* start *

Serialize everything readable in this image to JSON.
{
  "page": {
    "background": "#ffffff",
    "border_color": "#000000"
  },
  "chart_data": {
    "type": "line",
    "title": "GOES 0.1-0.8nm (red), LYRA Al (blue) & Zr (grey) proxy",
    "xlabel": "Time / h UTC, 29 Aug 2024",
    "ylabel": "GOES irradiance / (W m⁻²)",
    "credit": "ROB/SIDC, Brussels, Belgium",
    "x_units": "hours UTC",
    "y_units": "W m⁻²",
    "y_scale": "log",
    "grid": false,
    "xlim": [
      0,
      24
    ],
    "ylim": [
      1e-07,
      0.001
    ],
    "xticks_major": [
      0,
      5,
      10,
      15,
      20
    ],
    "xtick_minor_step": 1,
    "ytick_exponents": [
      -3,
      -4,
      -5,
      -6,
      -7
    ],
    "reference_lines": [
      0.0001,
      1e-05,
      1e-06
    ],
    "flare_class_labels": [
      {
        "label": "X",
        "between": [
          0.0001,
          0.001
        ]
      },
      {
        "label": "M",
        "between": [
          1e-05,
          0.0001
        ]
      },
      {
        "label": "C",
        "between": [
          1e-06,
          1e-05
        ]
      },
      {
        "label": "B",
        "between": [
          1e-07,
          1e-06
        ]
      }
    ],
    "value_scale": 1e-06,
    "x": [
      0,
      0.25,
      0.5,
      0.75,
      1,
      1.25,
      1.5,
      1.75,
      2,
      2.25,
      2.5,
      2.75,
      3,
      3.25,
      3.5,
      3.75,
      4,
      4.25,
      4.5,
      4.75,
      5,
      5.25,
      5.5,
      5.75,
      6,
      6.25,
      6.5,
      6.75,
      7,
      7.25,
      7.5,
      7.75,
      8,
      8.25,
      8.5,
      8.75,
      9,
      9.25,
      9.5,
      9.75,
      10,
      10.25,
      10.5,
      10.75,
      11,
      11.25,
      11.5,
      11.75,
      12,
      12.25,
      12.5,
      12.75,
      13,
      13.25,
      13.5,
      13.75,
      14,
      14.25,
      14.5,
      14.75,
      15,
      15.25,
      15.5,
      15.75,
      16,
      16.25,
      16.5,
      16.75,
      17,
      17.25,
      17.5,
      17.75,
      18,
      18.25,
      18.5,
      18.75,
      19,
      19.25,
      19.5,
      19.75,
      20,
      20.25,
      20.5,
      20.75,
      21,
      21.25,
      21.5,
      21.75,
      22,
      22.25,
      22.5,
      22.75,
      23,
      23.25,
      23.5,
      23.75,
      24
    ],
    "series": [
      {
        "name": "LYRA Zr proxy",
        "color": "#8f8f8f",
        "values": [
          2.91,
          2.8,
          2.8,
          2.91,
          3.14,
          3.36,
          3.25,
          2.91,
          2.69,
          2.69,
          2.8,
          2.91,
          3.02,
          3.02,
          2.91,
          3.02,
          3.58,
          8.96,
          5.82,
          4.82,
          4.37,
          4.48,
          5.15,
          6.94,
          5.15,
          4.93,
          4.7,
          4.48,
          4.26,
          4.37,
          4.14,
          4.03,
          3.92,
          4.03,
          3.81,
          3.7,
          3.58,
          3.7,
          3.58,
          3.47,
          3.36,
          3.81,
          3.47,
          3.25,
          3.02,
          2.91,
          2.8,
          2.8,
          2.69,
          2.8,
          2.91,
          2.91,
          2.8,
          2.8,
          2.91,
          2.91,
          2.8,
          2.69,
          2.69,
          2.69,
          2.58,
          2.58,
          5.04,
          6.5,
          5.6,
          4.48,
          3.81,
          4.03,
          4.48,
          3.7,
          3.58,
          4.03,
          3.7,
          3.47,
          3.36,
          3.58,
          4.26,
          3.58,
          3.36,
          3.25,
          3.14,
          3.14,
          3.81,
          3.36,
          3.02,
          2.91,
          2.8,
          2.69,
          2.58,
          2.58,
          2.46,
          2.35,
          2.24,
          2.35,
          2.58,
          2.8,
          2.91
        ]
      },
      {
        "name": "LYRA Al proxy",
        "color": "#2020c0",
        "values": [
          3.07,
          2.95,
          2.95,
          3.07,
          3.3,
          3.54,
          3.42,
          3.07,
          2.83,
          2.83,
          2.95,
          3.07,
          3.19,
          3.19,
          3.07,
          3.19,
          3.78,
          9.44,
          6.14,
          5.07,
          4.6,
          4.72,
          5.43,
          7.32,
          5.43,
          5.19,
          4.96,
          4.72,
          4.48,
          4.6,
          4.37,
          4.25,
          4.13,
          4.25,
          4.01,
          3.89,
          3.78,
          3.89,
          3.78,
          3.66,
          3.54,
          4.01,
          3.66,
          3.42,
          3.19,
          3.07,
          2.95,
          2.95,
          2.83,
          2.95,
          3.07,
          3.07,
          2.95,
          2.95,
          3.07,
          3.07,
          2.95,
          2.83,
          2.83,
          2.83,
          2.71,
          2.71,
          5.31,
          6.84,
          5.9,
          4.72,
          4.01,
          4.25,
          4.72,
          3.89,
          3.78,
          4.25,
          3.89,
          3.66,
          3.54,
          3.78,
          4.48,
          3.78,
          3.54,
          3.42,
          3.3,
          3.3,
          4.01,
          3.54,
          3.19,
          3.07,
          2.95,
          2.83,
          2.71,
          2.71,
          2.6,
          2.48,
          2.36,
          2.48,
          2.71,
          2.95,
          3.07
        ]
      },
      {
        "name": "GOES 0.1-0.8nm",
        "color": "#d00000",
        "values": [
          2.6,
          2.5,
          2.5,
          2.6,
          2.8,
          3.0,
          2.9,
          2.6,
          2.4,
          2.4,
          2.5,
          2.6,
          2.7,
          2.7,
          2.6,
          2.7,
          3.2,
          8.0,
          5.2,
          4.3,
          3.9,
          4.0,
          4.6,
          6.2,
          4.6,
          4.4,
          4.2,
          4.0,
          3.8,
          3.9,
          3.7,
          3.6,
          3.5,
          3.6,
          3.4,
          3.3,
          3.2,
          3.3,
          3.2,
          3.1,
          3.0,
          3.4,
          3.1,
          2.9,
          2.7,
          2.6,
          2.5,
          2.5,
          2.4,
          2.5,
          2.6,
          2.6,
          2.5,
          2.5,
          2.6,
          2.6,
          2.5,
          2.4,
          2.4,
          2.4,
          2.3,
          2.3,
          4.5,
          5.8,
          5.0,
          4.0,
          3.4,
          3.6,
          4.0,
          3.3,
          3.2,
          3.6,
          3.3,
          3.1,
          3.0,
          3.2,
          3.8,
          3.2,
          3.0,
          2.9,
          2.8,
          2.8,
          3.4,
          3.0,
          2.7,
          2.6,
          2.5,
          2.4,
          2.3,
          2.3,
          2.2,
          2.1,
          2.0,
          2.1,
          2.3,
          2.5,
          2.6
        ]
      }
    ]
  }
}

* end *

_Stated task_: Extract each line from the listing above, please, and repeat it exactly.

_Problem solution_:
Serialize everything readable in this image to JSON.
{
  "page": {
    "background": "#ffffff",
    "border_color": "#000000"
  },
  "chart_data": {
    "type": "line",
    "title": "GOES 0.1-0.8nm (red), LYRA Al (blue) & Zr (grey) proxy",
    "xlabel": "Time / h UTC, 29 Aug 2024",
    "ylabel": "GOES irradiance / (W m⁻²)",
    "credit": "ROB/SIDC, Brussels, Belgium",
    "x_units": "hours UTC",
    "y_units": "W m⁻²",
    "y_scale": "log",
    "grid": false,
    "xlim": [
      0,
      24
    ],
    "ylim": [
      1e-07,
      0.001
    ],
    "xticks_major": [
      0,
      5,
      10,
      15,
      20
    ],
    "xtick_minor_step": 1,
    "ytick_exponents": [
      -3,
      -4,
      -5,
      -6,
      -7
    ],
    "reference_lines": [
      0.0001,
      1e-05,
      1e-06
    ],
    "flare_class_labels": [
      {
        "label": "X",
        "between": [
          0.0001,
          0.001
        ]
      },
      {
        "label": "M",
        "between": [
          1e-05,
          0.0001
        ]
      },
      {
        "label": "C",
        "between": [
          1e-06,
          1e-05
        ]
      },
      {
        "label": "B",
        "between": [
          1e-07,
          1e-06
        ]
      }
    ],
    "value_scale": 1e-06,
    "x": [
      0,
      0.25,
      0.5,
      0.75,
      1,
      1.25,
      1.5,
      1.75,
      2,
      2.25,
      2.5,
      2.75,
      3,
      3.25,
      3.5,
      3.75,
      4,
      4.25,
      4.5,
      4.75,
      5,
      5.25,
      5.5,
      5.75,
      6,
      6.25,
      6.5,
      6.75,
      7,
      7.25,
      7.5,
      7.75,
      8,
      8.25,
      8.5,
      8.75,
      9,
      9.25,
      9.5,
      9.75,
      10,
      10.25,
      10.5,
      10.75,
      11,
      11.25,
      11.5,
      11.75,
      12,
      12.25,
      12.5,
      12.75,
      13,
      13.25,
      13.5,
      13.75,
      14,
      14.25,
      14.5,
      14.75,
      15,
      15.25,
      15.5,
      15.75,
      16,
      16.25,
      16.5,
      16.75,
      17,
      17.25,
      17.5,
      17.75,
      18,
      18.25,
      18.5,
      18.75,
      19,
      19.25,
      19.5,
      19.75,
      20,
      20.25,
      20.5,
      20.75,
      21,
      21.25,
      21.5,
      21.75,
      22,
      22.25,
      22.5,
      22.75,
      23,
      23.25,
      23.5,
      23.75,
      24
    ],
    "series": [
      {
        "name": "LYRA Zr proxy",
        "color": "#8f8f8f",
        "values": [
          2.91,
          2.8,
          2.8,
          2.91,
          3.14,
          3.36,
          3.25,
          2.91,
          2.69,
          2.69,
          2.8,
          2.91,
          3.02,
          3.02,
          2.91,
          3.02,
          3.58,
          8.96,
          5.82,
          4.82,
          4.37,
          4.48,
          5.15,
          6.94,
          5.15,
          4.93,
          4.7,
          4.48,
          4.26,
          4.37,
          4.14,
          4.03,
          3.92,
          4.03,
          3.81,
          3.7,
          3.58,
          3.7,
          3.58,
          3.47,
          3.36,
          3.81,
          3.47,
          3.25,
          3.02,
          2.91,
          2.8,
          2.8,
          2.69,
          2.8,
          2.91,
          2.91,
          2.8,
          2.8,
          2.91,
          2.91,
          2.8,
          2.69,
          2.69,
          2.69,
          2.58,
          2.58,
          5.04,
          6.5,
          5.6,
          4.48,
          3.81,
          4.03,
          4.48,
          3.7,
          3.58,
          4.03,
          3.7,
          3.47,
          3.36,
          3.58,
          4.26,
          3.58,
          3.36,
          3.25,
          3.14,
          3.14,
          3.81,
          3.36,
          3.02,
          2.91,
          2.8,
          2.69,
          2.58,
          2.58,
          2.46,
          2.35,
          2.24,
          2.35,
          2.58,
          2.8,
          2.91
        ]
      },
      {
        "name": "LYRA Al proxy",
        "color": "#2020c0",
        "values": [
          3.07,
          2.95,
          2.95,
          3.07,
          3.3,
          3.54,
          3.42,
          3.07,
          2.83,
          2.83,
          2.95,
          3.07,
          3.19,
          3.19,
          3.07,
          3.19,
          3.78,
          9.44,
          6.14,
          5.07,
          4.6,
          4.72,
          5.43,
          7.32,
          5.43,
          5.19,
          4.96,
          4.72,
          4.48,
          4.6,
          4.37,
          4.25,
          4.13,
          4.25,
          4.01,
          3.89,
          3.78,
          3.89,
          3.78,
          3.66,
          3.54,
          4.01,
          3.66,
          3.42,
          3.19,
          3.07,
          2.95,
          2.95,
          2.83,
          2.95,
          3.07,
          3.07,
          2.95,
          2.95,
          3.07,
          3.07,
          2.95,
          2.83,
          2.83,
          2.83,
          2.71,
          2.71,
          5.31,
          6.84,
          5.9,
          4.72,
          4.01,
          4.25,
          4.72,
          3.89,
          3.78,
          4.25,
          3.89,
          3.66,
          3.54,
          3.78,
          4.48,
          3.78,
          3.54,
          3.42,
          3.3,
          3.3,
          4.01,
          3.54,
          3.19,
          3.07,
          2.95,
          2.83,
          2.71,
          2.71,
          2.6,
          2.48,
          2.36,
          2.48,
          2.71,
          2.95,
          3.07
        ]
      },
      {
        "name": "GOES 0.1-0.8nm",
        "color": "#d00000",
        "values": [
          2.6,
          2.5,
          2.5,
          2.6,
          2.8,
          3.0,
          2.9,
          2.6,
          2.4,
          2.4,
          2.5,
          2.6,
          2.7,
          2.7,
          2.6,
          2.7,
          3.2,
          8.0,
          5.2,
          4.3,
          3.9,
          4.0,
          4.6,
          6.2,
          4.6,
          4.4,
          4.2,
          4.0,
          3.8,
          3.9,
          3.7,
          3.6,
          3.5,
          3.6,
          3.4,
          3.3,
          3.2,
          3.3,
          3.2,
          3.1,
          3.0,
          3.4,
          3.1,
          2.9,
          2.7,
          2.6,
          2.5,
          2.5,
          2.4,
          2.5,
          2.6,
          2.6,
          2.5,
          2.5,
          2.6,
          2.6,
          2.5,
          2.4,
          2.4,
          2.4,
          2.3,
          2.3,
          4.5,
          5.8,
          5.0,
          4.0,
          3.4,
          3.6,
          4.0,
          3.3,
          3.2,
          3.6,
          3.3,
          3.1,
          3.0,
          3.2,
          3.8,
          3.2,
          3.0,
          2.9,
          2.8,
          2.8,
          3.4,
          3.0,
          2.7,
          2.6,
          2.5,
          2.4,
          2.3,
          2.3,
          2.2,
          2.1,
          2.0,
          2.1,
          2.3,
          2.5,
          2.6
        ]
      }
    ]
  }
}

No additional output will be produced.